- Supplied material:

## start

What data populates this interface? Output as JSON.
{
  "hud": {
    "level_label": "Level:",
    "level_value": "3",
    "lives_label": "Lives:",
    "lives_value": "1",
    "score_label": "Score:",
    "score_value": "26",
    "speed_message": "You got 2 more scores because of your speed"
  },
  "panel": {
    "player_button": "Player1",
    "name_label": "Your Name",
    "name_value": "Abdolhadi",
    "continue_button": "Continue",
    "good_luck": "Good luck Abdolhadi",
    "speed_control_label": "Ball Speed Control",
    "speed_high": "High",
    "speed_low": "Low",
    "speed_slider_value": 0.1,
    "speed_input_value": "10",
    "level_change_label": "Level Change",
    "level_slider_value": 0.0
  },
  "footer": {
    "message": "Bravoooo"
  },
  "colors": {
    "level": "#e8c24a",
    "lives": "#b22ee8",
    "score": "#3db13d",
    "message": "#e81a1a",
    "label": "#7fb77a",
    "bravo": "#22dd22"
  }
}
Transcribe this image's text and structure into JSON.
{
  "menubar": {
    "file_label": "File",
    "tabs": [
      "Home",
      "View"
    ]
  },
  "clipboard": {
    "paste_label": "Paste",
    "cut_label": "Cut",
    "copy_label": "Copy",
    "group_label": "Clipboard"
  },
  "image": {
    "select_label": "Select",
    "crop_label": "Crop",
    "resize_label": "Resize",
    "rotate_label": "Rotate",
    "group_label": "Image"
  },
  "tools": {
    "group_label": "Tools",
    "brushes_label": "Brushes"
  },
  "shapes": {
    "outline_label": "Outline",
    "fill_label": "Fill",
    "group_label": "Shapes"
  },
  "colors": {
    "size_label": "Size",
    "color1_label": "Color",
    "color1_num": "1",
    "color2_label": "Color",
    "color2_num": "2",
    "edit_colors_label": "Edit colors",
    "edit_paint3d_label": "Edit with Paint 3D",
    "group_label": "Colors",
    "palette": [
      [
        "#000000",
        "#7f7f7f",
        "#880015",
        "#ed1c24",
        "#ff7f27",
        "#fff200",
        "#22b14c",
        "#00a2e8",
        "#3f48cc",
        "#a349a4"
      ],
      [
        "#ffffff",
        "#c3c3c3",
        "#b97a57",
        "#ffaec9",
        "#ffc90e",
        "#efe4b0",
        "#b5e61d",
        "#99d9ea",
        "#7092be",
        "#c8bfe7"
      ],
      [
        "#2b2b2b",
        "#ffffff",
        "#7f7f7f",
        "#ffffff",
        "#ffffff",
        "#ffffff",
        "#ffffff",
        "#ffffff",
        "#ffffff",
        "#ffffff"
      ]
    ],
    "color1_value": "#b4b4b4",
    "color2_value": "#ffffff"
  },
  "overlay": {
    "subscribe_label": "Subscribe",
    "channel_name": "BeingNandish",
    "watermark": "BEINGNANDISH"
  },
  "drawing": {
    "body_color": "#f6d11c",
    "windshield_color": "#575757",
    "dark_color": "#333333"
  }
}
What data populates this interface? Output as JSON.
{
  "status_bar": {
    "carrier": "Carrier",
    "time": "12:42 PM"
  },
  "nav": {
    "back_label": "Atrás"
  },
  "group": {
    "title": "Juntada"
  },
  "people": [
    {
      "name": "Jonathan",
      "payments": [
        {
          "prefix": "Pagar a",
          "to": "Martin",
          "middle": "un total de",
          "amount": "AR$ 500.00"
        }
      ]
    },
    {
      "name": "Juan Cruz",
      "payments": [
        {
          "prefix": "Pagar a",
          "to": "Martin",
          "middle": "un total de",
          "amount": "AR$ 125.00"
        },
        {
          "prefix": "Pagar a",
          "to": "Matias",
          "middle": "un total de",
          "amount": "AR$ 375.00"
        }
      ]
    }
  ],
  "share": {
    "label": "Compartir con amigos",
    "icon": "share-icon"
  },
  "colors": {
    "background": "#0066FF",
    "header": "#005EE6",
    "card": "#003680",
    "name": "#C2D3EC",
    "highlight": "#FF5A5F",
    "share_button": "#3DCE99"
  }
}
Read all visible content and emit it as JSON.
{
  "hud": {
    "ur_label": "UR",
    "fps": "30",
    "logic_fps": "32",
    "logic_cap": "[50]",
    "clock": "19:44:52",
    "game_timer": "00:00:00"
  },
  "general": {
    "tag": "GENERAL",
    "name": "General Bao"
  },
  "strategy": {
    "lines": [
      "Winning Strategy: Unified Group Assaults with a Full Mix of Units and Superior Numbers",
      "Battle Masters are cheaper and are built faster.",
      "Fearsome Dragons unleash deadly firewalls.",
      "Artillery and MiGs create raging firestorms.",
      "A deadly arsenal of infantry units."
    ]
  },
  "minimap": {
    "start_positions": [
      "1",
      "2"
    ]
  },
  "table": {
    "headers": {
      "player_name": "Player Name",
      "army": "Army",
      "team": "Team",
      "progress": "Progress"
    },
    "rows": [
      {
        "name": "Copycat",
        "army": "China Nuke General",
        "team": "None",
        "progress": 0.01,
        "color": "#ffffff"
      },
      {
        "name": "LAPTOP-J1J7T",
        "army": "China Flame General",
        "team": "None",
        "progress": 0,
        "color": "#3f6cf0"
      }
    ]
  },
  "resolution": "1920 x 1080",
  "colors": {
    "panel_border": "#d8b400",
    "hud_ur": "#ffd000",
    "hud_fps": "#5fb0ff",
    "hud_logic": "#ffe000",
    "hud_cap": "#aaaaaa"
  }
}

## end

- Description of the task:
Of all the lines in the entries, how many contain the word "deadly"? Give only the number.

- Exercise response:
2